**SHORT EXERCISE**: Reproduce the material word for word, starting with its very first line and ending with the line that contains "series-layer <box>139 81 1329 729</box>", including that line.

**LISTING**:
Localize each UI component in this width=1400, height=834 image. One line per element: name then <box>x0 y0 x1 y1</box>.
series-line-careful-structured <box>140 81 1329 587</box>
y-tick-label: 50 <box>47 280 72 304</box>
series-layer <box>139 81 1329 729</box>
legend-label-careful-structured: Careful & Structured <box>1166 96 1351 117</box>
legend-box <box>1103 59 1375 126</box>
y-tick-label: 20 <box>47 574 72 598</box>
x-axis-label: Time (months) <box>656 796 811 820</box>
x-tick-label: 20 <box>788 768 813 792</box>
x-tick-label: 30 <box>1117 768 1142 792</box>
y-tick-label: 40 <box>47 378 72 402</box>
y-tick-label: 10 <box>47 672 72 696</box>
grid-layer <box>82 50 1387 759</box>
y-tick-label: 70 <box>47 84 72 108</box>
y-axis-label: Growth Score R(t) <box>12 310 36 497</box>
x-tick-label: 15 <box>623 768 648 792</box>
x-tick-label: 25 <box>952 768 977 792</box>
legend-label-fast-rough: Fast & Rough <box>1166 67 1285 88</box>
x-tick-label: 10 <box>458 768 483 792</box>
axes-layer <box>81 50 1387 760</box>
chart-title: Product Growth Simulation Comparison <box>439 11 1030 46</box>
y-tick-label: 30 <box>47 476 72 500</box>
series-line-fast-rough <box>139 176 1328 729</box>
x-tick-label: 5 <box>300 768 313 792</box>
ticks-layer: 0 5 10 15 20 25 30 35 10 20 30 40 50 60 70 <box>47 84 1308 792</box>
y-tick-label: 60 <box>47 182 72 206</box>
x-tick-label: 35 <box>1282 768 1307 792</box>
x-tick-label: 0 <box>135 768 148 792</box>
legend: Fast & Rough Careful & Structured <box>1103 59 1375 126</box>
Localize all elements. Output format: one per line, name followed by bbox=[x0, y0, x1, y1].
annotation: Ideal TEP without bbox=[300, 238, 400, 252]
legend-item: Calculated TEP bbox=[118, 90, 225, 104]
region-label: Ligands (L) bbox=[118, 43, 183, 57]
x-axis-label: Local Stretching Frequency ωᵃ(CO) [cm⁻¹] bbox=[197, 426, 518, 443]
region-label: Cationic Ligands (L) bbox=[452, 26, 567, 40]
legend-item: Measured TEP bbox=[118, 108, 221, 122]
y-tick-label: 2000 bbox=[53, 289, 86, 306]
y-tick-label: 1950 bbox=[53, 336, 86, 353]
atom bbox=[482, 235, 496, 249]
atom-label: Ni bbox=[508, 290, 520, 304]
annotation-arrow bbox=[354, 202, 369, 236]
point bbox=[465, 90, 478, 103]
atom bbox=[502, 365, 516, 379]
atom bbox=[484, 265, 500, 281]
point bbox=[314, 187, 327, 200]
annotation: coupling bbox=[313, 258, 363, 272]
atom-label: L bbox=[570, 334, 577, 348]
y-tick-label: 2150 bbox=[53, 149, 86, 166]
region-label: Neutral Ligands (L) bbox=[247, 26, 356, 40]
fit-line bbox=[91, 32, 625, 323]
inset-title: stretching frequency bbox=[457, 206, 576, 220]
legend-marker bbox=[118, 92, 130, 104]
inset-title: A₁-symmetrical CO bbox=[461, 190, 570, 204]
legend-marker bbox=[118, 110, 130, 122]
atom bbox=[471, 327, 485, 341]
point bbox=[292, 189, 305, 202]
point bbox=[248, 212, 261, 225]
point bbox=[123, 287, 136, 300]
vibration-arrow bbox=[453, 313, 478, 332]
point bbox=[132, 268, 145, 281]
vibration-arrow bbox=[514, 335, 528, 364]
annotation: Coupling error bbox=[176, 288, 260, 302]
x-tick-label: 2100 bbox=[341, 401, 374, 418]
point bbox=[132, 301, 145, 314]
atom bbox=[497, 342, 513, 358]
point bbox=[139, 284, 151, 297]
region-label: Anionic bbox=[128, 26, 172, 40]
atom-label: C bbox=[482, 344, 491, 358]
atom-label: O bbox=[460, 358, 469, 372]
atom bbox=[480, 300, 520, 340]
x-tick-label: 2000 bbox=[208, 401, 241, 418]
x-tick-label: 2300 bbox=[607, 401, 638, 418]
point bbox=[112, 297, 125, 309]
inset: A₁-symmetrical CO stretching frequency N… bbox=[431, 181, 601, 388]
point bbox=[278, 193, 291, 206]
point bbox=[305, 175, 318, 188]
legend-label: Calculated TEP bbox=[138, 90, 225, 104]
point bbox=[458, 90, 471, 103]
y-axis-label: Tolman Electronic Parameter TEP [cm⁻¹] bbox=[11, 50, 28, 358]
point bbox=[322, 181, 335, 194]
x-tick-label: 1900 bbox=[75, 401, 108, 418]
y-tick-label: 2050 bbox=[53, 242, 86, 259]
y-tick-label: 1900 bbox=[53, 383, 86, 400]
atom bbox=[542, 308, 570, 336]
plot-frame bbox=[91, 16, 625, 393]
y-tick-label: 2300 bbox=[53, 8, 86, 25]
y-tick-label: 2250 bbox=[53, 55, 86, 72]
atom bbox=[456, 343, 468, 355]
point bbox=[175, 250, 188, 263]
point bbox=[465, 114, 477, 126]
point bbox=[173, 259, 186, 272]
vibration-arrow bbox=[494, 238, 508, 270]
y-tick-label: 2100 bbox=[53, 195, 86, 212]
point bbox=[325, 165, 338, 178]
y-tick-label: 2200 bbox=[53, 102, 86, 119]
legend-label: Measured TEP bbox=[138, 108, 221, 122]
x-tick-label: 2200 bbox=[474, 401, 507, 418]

**RESULT OF THE TASK**:
Localize each UI component in this width=1400, height=834 image. One line per element: name then <box>x0 y0 x1 y1</box>.
series-line-careful-structured <box>140 81 1329 587</box>
y-tick-label: 50 <box>47 280 72 304</box>
series-layer <box>139 81 1329 729</box>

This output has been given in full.